== TEKS YANG DITAMPILKAN ==
Namun, Prabowo mengingatkan Mentan Amran dan Wamentan Sudaryono, jangan cepat berpuas diri. Karena, mempertahankan prestasi tak kalah sulitnya dengan meraihnya.
Indonesia sudah mandiri pangan? Pengamat Pertanian dari AEPI (Asosiasi Ekonomi dan Politik Indonesia) Khudori, mengatakan, kemandirian pangan berbeda dengan swasembada beras. Jika mengacu UU No 18 Tahun 2012 tentang Pangan, definisi pangan cukup luas.
“Indonesia disebut mandiri pangan, syaratnya banyak. Bukan hanya swasembada beras, tapi komoditas lainnya juga. Jumlahnya banyak menurut UU Pangan,” kata Khudori saat berbincang dengan Inilah.com, Jakarta, Minggu (10/8/2025).
Khudori, betul. Menurut UU Pangan, definisi pangan adalah segala sesuatu yang berasal dari sumber hayati. Baik yang diolah maupun tidak diolah. Atau peruntukannya sebagai makanan dan minuman.
===
• KETENTUAN TUGAS
(1) Jawablah pertanyaan berikut berdasarkan teks tentang kemandirian pangan.
(a) Menurut Prabowo, apa yang tidak kalah sulitnya dengan meraih prestasi?
(b) Undang-undang apa yang dijadikan acuan untuk definisi pangan?
(c) Menurut UU Pangan, dari mana asal segala sesuatu yang didefinisikan sebagai pangan?
(2) Ketik ulang tanpa perubahan bagian teks tentang kemandirian pangan yang dimulai dari "Namun, Prabowo mengingatkan" dan berakhir pada "pangan cukup luas.".
== BAGIAN DATA ==
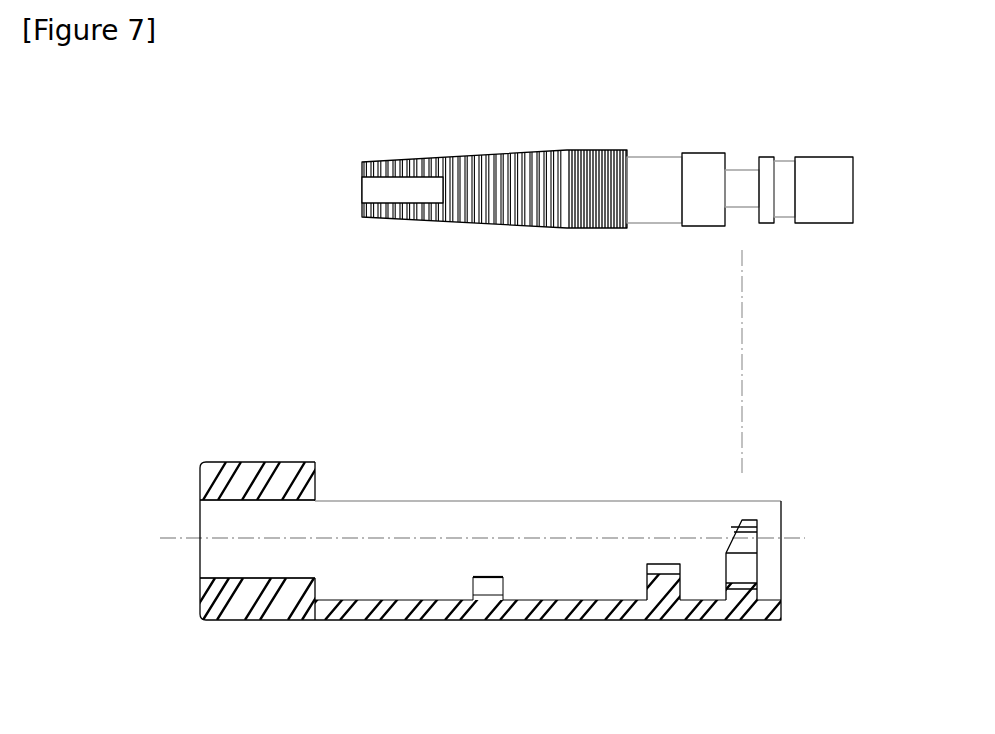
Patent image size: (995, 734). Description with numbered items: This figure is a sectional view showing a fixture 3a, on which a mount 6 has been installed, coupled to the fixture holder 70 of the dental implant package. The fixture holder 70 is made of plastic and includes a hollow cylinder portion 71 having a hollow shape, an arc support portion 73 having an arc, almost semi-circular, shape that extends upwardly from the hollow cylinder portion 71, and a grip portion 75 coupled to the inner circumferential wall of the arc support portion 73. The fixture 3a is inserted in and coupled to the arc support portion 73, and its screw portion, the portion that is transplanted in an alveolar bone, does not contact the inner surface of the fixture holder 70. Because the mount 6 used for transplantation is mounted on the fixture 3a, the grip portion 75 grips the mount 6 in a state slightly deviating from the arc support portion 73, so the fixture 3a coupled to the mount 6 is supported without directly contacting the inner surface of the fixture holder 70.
===
• JAWABAN SETIAP TUGAS
(1)
(a) Mempertahankan prestasi.
(b) UU No 18 Tahun 2012 tentang Pangan.
(c) Dari sumber hayati.

(2)
Namun, Prabowo mengingatkan Mentan Amran dan Wamentan Sudaryono, jangan cepat berpuas diri. Karena, mempertahankan prestasi tak kalah sulitnya dengan meraihnya.
Indonesia sudah mandiri pangan? Pengamat Pertanian dari AEPI (Asosiasi Ekonomi dan Politik Indonesia) Khudori, mengatakan, kemandirian pangan berbeda dengan swasembada beras. Jika mengacu UU No 18 Tahun 2012 tentang Pangan, definisi pangan cukup luas.